#### Direction
Copy out the listing below word for word, starting at its first line and stopping after the line that contains "bottom-y-tick-label: -0.06 bbox=[92, 750, 129, 767]", with that line included.

#### Dataset excerpts
====

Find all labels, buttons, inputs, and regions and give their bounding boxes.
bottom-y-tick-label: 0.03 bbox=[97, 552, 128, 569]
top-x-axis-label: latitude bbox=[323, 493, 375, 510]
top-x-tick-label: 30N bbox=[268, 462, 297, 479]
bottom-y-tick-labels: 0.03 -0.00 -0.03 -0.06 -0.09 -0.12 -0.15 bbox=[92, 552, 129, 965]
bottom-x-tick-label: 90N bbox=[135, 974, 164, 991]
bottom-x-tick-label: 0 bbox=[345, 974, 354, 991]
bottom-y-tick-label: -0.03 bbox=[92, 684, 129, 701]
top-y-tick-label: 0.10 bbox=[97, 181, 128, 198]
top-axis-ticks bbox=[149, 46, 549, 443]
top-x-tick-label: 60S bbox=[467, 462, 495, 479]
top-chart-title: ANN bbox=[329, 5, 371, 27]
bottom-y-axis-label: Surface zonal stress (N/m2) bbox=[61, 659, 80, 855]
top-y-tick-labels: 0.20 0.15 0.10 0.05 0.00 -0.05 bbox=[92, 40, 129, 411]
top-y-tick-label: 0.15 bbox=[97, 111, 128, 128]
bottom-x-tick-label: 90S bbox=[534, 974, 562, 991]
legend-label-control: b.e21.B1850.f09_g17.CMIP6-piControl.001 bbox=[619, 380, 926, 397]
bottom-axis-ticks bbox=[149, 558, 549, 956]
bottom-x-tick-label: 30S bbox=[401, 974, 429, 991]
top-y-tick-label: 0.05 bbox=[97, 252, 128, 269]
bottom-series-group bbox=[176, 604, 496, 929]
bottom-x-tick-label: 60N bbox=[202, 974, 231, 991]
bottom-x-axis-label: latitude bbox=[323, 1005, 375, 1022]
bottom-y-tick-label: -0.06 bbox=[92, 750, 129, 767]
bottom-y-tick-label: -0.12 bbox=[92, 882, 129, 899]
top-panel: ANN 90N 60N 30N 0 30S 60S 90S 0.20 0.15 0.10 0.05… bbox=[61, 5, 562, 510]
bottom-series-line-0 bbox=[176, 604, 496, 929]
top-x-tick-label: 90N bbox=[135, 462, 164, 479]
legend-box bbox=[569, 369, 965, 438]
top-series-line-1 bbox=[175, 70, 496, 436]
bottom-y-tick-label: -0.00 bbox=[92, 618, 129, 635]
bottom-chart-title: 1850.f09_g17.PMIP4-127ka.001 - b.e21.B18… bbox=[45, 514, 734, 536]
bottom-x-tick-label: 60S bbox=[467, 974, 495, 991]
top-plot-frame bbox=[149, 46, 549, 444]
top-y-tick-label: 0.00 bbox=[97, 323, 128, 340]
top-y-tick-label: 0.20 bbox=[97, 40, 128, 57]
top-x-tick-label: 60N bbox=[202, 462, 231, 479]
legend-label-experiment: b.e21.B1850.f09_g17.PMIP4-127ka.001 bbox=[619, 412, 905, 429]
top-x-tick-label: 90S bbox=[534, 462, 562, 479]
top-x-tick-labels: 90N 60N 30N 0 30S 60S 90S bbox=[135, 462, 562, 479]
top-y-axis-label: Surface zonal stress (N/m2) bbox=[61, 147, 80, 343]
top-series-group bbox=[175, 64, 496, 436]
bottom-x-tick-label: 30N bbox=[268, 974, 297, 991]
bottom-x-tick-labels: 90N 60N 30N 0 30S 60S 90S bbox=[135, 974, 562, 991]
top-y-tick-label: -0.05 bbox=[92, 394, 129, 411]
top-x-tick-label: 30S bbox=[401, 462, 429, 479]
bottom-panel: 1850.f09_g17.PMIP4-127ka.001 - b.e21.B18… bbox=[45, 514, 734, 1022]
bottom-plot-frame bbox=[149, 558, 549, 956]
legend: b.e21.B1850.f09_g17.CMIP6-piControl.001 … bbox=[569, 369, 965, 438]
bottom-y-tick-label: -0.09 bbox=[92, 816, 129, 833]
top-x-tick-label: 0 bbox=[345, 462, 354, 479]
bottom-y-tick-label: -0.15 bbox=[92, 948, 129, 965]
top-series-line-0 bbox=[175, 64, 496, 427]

====

#### Result of this task
Find all labels, buttons, inputs, and regions and give their bounding boxes.
bottom-y-tick-label: 0.03 bbox=[97, 552, 128, 569]
top-x-axis-label: latitude bbox=[323, 493, 375, 510]
top-x-tick-label: 30N bbox=[268, 462, 297, 479]
bottom-y-tick-labels: 0.03 -0.00 -0.03 -0.06 -0.09 -0.12 -0.15 bbox=[92, 552, 129, 965]
bottom-x-tick-label: 90N bbox=[135, 974, 164, 991]
bottom-x-tick-label: 0 bbox=[345, 974, 354, 991]
bottom-y-tick-label: -0.03 bbox=[92, 684, 129, 701]
top-y-tick-label: 0.10 bbox=[97, 181, 128, 198]
top-axis-ticks bbox=[149, 46, 549, 443]
top-x-tick-label: 60S bbox=[467, 462, 495, 479]
top-chart-title: ANN bbox=[329, 5, 371, 27]
bottom-y-axis-label: Surface zonal stress (N/m2) bbox=[61, 659, 80, 855]
top-y-tick-labels: 0.20 0.15 0.10 0.05 0.00 -0.05 bbox=[92, 40, 129, 411]
top-y-tick-label: 0.15 bbox=[97, 111, 128, 128]
bottom-x-tick-label: 90S bbox=[534, 974, 562, 991]
legend-label-control: b.e21.B1850.f09_g17.CMIP6-piControl.001 bbox=[619, 380, 926, 397]
bottom-axis-ticks bbox=[149, 558, 549, 956]
bottom-x-tick-label: 30S bbox=[401, 974, 429, 991]
top-y-tick-label: 0.05 bbox=[97, 252, 128, 269]
bottom-series-group bbox=[176, 604, 496, 929]
bottom-x-tick-label: 60N bbox=[202, 974, 231, 991]
bottom-x-axis-label: latitude bbox=[323, 1005, 375, 1022]
bottom-y-tick-label: -0.06 bbox=[92, 750, 129, 767]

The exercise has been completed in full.